> [DATASET ROWS]:

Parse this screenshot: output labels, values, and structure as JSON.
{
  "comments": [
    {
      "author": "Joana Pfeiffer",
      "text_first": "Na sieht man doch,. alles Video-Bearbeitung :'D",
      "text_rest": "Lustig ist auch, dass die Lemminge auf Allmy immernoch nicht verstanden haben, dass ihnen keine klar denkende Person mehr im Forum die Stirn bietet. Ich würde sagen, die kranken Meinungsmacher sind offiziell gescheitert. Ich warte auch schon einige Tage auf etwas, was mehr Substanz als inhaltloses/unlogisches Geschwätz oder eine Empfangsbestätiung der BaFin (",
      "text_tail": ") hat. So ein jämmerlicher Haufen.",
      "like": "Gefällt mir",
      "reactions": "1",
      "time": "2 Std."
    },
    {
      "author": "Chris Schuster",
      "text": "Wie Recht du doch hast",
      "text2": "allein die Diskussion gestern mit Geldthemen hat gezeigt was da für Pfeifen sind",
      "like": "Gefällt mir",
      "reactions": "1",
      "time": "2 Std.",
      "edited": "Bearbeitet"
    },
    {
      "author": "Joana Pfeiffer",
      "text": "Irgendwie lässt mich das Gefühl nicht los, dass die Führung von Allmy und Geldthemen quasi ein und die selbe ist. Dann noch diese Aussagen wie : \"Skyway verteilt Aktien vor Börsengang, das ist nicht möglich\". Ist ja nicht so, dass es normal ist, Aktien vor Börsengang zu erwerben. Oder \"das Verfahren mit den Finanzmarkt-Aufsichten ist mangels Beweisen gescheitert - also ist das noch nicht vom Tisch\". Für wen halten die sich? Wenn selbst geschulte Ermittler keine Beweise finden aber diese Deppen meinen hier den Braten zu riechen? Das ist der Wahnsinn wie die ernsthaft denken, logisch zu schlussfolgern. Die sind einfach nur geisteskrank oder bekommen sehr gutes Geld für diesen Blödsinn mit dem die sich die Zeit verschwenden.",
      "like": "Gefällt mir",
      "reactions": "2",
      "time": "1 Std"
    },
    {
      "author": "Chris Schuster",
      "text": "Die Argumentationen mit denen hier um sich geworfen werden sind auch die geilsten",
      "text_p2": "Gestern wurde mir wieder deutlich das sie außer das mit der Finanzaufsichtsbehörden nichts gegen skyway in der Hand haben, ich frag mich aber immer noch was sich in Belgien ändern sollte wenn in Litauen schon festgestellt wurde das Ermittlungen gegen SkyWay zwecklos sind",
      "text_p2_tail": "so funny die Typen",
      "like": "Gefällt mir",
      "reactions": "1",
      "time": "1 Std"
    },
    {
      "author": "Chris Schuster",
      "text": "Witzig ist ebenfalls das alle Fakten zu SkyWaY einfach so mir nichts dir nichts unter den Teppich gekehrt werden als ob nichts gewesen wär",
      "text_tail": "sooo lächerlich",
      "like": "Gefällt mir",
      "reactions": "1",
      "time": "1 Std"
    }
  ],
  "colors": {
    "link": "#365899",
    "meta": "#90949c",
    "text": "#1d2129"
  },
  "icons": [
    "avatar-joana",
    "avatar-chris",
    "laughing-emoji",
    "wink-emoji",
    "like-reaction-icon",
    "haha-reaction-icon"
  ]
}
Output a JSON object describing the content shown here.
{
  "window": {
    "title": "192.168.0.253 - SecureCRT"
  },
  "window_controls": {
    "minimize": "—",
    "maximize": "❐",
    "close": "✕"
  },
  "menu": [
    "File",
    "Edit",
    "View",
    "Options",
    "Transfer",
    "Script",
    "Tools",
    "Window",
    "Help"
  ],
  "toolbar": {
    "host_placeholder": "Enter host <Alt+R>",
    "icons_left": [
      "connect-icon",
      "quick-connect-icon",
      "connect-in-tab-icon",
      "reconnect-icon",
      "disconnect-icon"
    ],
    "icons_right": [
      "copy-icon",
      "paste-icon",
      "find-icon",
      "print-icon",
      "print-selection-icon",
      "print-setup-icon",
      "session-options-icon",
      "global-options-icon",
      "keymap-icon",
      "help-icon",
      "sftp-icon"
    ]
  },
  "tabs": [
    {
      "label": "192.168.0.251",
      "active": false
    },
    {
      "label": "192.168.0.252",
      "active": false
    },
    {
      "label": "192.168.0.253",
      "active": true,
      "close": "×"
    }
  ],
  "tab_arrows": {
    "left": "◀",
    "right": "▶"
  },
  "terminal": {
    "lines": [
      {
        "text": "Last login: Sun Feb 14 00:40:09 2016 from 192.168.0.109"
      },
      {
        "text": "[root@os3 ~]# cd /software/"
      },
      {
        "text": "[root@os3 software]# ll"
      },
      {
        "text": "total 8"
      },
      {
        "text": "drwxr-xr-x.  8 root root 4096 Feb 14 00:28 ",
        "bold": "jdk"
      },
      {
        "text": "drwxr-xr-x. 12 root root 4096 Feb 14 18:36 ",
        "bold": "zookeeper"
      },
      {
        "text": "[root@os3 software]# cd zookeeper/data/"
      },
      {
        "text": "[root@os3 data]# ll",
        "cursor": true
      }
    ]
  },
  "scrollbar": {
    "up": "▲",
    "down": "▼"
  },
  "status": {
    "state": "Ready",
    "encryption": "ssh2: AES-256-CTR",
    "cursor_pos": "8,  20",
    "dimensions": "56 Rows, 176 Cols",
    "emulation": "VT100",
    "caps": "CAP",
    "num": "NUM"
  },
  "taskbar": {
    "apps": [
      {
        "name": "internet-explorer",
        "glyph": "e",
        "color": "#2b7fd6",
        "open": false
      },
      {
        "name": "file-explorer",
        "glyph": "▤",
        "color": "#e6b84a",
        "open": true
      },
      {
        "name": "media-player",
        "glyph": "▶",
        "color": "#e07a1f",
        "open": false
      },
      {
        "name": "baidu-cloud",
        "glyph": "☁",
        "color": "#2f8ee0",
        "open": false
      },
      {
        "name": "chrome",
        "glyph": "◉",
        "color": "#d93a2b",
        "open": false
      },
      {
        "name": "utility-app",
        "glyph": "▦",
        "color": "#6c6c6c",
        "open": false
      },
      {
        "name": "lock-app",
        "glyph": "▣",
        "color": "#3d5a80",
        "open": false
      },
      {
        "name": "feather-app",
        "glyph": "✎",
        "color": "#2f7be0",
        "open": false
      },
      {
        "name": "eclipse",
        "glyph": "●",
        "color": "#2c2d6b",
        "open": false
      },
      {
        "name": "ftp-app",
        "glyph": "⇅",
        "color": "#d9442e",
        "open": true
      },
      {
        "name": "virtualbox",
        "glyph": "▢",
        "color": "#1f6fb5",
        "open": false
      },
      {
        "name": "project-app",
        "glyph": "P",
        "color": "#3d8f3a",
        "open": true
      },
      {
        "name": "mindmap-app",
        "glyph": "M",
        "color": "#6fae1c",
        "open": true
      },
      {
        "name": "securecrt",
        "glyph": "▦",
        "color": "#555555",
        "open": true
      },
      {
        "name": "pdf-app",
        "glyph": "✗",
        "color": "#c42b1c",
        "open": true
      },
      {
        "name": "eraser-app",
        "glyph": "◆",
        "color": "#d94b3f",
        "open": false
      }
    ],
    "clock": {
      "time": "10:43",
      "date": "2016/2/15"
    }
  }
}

> [INSTRUCTION]: List each line holding the string "schon".

> [CORRECT RESPONSE]:
      "text_rest": "Lustig ist auch, dass die Lemminge auf Allmy immernoch nicht verstanden haben, dass ihnen keine klar denkende Person mehr im Forum die Stirn bietet. Ich würde sagen, die kranken Meinungsmacher sind offiziell gescheitert. Ich warte auch schon einige Tage auf etwas, was mehr Substanz als inhaltloses/unlogisches Geschwätz oder eine Empfangsbestätiung der BaFin (",
      "text_p2": "Gestern wurde mir wieder deutlich das sie außer das mit der Finanzaufsichtsbehörden nichts gegen skyway in der Hand haben, ich frag mich aber immer noch was sich in Belgien ändern sollte wenn in Litauen schon festgestellt wurde das Ermittlungen gegen SkyWay zwecklos sind",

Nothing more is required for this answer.